Written instruction:
Word for word, repeat the lines of the records from the one containing "What data was" through the last line, both included.

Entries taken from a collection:
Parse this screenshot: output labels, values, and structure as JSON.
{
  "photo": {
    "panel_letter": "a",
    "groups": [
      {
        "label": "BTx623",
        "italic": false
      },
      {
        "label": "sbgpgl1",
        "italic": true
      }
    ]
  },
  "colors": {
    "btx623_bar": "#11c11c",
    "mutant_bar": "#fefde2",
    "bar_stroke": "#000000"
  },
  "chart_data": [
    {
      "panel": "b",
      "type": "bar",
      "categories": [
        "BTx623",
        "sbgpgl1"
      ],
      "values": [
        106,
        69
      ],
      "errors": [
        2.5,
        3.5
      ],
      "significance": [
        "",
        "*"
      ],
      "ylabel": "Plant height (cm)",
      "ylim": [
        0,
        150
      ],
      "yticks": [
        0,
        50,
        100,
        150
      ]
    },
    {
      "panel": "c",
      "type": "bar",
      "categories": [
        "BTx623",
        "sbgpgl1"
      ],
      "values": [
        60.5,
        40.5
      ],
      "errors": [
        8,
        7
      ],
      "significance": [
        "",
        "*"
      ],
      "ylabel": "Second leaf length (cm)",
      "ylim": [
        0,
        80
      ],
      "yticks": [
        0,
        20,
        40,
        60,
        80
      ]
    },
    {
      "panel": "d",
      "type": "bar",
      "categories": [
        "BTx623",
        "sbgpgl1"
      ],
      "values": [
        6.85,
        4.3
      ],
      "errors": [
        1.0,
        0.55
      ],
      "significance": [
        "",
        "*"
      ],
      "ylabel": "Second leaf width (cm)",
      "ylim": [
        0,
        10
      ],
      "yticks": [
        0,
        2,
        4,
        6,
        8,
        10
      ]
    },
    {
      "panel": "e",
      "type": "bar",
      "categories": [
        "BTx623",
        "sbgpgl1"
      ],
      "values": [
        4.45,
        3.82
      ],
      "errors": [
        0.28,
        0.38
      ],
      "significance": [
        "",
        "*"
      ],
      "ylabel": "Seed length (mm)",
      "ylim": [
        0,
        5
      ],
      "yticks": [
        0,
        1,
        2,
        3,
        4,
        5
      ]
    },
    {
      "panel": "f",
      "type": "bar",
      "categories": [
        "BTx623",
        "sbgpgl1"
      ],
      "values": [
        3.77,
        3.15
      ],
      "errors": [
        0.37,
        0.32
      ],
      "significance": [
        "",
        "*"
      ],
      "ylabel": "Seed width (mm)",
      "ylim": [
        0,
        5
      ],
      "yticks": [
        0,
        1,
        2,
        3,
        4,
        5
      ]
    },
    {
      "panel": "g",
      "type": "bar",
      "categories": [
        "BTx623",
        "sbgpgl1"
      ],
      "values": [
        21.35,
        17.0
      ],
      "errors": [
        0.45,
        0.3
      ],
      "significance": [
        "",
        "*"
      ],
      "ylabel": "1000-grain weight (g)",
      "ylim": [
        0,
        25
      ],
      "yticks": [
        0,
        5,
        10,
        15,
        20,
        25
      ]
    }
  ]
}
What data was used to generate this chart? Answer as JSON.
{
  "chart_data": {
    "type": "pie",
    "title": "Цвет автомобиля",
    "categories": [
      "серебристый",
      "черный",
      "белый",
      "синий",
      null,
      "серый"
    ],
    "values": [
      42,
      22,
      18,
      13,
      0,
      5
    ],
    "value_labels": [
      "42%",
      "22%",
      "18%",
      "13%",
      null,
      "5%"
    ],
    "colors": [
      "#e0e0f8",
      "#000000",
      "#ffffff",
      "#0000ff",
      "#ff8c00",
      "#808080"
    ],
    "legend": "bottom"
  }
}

Solution for this exercise:
What data was used to generate this chart? Answer as JSON.
{
  "chart_data": {
    "type": "pie",
    "title": "Цвет автомобиля",
    "categories": [
      "серебристый",
      "черный",
      "белый",
      "синий",
      null,
      "серый"
    ],
    "values": [
      42,
      22,
      18,
      13,
      0,
      5
    ],
    "value_labels": [
      "42%",
      "22%",
      "18%",
      "13%",
      null,
      "5%"
    ],
    "colors": [
      "#e0e0f8",
      "#000000",
      "#ffffff",
      "#0000ff",
      "#ff8c00",
      "#808080"
    ],
    "legend": "bottom"
  }
}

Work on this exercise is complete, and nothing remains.